- [Exercise details]:
Give the listing below again in full, exactly as written.

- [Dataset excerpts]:

--- Begin ---

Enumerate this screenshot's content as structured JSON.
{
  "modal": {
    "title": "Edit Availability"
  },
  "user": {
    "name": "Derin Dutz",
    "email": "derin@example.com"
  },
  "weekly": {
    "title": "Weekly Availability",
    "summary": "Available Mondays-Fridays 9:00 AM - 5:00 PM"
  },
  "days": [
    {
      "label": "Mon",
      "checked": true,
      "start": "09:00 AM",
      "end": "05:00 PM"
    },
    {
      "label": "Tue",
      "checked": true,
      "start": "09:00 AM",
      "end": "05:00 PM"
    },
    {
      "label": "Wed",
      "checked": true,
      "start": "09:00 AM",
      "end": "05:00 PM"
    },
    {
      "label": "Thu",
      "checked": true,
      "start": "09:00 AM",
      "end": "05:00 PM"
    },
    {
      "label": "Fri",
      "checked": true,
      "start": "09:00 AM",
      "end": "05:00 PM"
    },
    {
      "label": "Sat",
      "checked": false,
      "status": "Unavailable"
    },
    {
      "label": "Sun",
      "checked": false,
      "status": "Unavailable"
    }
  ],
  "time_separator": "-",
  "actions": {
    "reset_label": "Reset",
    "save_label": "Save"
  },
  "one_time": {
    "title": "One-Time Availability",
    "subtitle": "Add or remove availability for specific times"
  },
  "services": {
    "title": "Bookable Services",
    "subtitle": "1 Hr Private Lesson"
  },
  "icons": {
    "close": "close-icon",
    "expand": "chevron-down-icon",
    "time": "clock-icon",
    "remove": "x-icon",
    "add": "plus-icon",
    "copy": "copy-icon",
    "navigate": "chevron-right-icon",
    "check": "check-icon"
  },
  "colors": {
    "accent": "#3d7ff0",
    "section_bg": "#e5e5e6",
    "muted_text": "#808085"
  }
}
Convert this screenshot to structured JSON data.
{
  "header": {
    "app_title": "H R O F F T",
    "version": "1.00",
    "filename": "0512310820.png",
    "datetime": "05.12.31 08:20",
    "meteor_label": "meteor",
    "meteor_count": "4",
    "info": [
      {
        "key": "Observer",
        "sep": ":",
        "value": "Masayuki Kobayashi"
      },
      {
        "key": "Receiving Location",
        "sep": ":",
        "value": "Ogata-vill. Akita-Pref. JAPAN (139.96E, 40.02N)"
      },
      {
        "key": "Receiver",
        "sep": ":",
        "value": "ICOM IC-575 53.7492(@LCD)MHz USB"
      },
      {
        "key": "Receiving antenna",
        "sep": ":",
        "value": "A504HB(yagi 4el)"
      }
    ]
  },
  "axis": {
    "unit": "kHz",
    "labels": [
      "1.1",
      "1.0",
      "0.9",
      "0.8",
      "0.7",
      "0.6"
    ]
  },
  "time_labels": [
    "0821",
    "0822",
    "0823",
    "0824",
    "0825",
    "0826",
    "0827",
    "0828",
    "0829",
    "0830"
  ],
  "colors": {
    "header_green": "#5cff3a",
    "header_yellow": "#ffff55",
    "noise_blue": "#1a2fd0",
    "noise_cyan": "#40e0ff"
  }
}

--- End ---

- [Result of the task]:
Enumerate this screenshot's content as structured JSON.
{
  "modal": {
    "title": "Edit Availability"
  },
  "user": {
    "name": "Derin Dutz",
    "email": "derin@example.com"
  },
  "weekly": {
    "title": "Weekly Availability",
    "summary": "Available Mondays-Fridays 9:00 AM - 5:00 PM"
  },
  "days": [
    {
      "label": "Mon",
      "checked": true,
      "start": "09:00 AM",
      "end": "05:00 PM"
    },
    {
      "label": "Tue",
      "checked": true,
      "start": "09:00 AM",
      "end": "05:00 PM"
    },
    {
      "label": "Wed",
      "checked": true,
      "start": "09:00 AM",
      "end": "05:00 PM"
    },
    {
      "label": "Thu",
      "checked": true,
      "start": "09:00 AM",
      "end": "05:00 PM"
    },
    {
      "label": "Fri",
      "checked": true,
      "start": "09:00 AM",
      "end": "05:00 PM"
    },
    {
      "label": "Sat",
      "checked": false,
      "status": "Unavailable"
    },
    {
      "label": "Sun",
      "checked": false,
      "status": "Unavailable"
    }
  ],
  "time_separator": "-",
  "actions": {
    "reset_label": "Reset",
    "save_label": "Save"
  },
  "one_time": {
    "title": "One-Time Availability",
    "subtitle": "Add or remove availability for specific times"
  },
  "services": {
    "title": "Bookable Services",
    "subtitle": "1 Hr Private Lesson"
  },
  "icons": {
    "close": "close-icon",
    "expand": "chevron-down-icon",
    "time": "clock-icon",
    "remove": "x-icon",
    "add": "plus-icon",
    "copy": "copy-icon",
    "navigate": "chevron-right-icon",
    "check": "check-icon"
  },
  "colors": {
    "accent": "#3d7ff0",
    "section_bg": "#e5e5e6",
    "muted_text": "#808085"
  }
}
Convert this screenshot to structured JSON data.
{
  "header": {
    "app_title": "H R O F F T",
    "version": "1.00",
    "filename": "0512310820.png",
    "datetime": "05.12.31 08:20",
    "meteor_label": "meteor",
    "meteor_count": "4",
    "info": [
      {
        "key": "Observer",
        "sep": ":",
        "value": "Masayuki Kobayashi"
      },
      {
        "key": "Receiving Location",
        "sep": ":",
        "value": "Ogata-vill. Akita-Pref. JAPAN (139.96E, 40.02N)"
      },
      {
        "key": "Receiver",
        "sep": ":",
        "value": "ICOM IC-575 53.7492(@LCD)MHz USB"
      },
      {
        "key": "Receiving antenna",
        "sep": ":",
        "value": "A504HB(yagi 4el)"
      }
    ]
  },
  "axis": {
    "unit": "kHz",
    "labels": [
      "1.1",
      "1.0",
      "0.9",
      "0.8",
      "0.7",
      "0.6"
    ]
  },
  "time_labels": [
    "0821",
    "0822",
    "0823",
    "0824",
    "0825",
    "0826",
    "0827",
    "0828",
    "0829",
    "0830"
  ],
  "colors": {
    "header_green": "#5cff3a",
    "header_yellow": "#ffff55",
    "noise_blue": "#1a2fd0",
    "noise_cyan": "#40e0ff"
  }
}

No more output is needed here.